TASK OBJECTIVE. Copy out the items verbatim, starting at the very first line and ending at the line that contains "previous-page-letter: e: [1, 466, 12, 490]", with both of those lines included.

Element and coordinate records
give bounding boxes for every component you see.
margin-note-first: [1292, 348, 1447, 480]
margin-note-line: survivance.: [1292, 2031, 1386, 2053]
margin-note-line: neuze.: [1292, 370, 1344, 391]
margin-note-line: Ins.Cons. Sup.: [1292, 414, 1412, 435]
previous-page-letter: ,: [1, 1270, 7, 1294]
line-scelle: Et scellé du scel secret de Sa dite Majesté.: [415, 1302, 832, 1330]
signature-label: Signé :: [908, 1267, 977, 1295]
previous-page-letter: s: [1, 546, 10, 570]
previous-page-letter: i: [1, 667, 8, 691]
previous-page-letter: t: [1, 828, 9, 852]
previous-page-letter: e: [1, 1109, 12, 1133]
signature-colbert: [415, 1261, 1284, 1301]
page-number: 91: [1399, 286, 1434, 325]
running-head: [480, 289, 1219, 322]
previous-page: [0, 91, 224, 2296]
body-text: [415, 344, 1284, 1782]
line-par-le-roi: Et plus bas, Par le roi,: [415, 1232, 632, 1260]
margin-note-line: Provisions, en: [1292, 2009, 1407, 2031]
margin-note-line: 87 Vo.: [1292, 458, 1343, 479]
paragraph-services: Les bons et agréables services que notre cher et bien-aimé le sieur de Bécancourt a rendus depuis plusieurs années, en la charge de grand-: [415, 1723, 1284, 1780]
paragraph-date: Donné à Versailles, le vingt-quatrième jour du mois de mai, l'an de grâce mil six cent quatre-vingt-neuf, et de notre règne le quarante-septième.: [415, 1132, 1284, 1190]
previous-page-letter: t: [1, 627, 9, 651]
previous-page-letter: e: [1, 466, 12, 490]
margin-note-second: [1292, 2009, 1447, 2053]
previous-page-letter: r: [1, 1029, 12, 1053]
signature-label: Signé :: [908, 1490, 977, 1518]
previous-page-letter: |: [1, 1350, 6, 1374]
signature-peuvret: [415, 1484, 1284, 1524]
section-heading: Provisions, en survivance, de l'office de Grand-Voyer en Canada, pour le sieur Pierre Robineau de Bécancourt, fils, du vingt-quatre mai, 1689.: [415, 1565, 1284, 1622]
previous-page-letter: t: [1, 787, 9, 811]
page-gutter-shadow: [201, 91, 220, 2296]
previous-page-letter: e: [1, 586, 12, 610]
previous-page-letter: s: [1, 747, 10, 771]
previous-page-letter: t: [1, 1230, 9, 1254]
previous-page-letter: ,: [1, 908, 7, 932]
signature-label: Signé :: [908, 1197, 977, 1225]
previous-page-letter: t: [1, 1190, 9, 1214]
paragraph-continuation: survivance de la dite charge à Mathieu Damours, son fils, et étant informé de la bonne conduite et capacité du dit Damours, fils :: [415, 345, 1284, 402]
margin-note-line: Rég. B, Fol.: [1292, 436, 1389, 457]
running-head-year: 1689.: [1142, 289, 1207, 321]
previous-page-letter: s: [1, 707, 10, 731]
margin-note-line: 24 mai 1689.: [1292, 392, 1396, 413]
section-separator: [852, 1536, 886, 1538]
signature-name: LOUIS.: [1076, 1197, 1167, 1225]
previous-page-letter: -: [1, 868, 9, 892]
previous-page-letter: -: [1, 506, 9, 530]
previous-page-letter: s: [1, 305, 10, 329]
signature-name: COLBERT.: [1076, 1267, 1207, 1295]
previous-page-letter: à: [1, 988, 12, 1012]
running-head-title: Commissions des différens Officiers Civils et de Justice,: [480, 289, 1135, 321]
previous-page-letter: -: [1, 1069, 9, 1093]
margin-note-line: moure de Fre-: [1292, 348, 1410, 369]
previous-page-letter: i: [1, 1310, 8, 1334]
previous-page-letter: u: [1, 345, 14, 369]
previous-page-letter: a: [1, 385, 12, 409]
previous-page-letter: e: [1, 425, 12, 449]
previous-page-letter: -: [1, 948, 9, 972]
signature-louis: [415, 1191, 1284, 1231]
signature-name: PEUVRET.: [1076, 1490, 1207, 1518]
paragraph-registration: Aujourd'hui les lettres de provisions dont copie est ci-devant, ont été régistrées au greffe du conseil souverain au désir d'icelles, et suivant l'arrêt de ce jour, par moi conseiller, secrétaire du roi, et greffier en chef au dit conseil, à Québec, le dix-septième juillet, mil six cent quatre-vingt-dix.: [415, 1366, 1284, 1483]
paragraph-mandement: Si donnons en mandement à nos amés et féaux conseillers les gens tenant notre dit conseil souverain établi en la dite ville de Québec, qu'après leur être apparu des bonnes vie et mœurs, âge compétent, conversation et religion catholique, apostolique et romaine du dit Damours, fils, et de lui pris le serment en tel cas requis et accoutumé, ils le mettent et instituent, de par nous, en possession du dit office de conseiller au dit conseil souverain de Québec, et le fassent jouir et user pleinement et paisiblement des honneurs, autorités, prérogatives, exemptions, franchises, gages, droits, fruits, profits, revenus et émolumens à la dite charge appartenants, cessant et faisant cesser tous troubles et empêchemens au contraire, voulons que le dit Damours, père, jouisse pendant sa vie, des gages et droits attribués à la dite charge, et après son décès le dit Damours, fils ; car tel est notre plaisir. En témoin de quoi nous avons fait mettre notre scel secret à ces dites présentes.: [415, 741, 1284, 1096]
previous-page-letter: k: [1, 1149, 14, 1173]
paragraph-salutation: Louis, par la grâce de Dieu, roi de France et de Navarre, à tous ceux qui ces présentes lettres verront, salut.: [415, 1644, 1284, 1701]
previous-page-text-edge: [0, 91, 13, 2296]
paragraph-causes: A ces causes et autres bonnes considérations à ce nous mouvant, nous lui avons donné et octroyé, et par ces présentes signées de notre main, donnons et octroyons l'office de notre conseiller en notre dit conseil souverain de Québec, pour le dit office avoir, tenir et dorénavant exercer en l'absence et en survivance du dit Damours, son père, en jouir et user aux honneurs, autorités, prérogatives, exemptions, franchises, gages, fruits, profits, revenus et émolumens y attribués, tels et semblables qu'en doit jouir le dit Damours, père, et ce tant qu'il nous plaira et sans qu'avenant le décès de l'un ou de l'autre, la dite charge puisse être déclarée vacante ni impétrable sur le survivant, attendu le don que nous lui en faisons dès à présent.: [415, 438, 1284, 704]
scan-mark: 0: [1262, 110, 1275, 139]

ANSWER TO THIS PROBLEM.
give bounding boxes for every component you see.
margin-note-first: [1292, 348, 1447, 480]
margin-note-line: survivance.: [1292, 2031, 1386, 2053]
margin-note-line: neuze.: [1292, 370, 1344, 391]
margin-note-line: Ins.Cons. Sup.: [1292, 414, 1412, 435]
previous-page-letter: ,: [1, 1270, 7, 1294]
line-scelle: Et scellé du scel secret de Sa dite Majesté.: [415, 1302, 832, 1330]
signature-label: Signé :: [908, 1267, 977, 1295]
previous-page-letter: s: [1, 546, 10, 570]
previous-page-letter: i: [1, 667, 8, 691]
previous-page-letter: t: [1, 828, 9, 852]
previous-page-letter: e: [1, 1109, 12, 1133]
signature-colbert: [415, 1261, 1284, 1301]
page-number: 91: [1399, 286, 1434, 325]
running-head: [480, 289, 1219, 322]
previous-page: [0, 91, 224, 2296]
body-text: [415, 344, 1284, 1782]
line-par-le-roi: Et plus bas, Par le roi,: [415, 1232, 632, 1260]
margin-note-line: Provisions, en: [1292, 2009, 1407, 2031]
margin-note-line: 87 Vo.: [1292, 458, 1343, 479]
paragraph-services: Les bons et agréables services que notre cher et bien-aimé le sieur de Bécancourt a rendus depuis plusieurs années, en la charge de grand-: [415, 1723, 1284, 1780]
paragraph-date: Donné à Versailles, le vingt-quatrième jour du mois de mai, l'an de grâce mil six cent quatre-vingt-neuf, et de notre règne le quarante-septième.: [415, 1132, 1284, 1190]
previous-page-letter: t: [1, 627, 9, 651]
previous-page-letter: e: [1, 466, 12, 490]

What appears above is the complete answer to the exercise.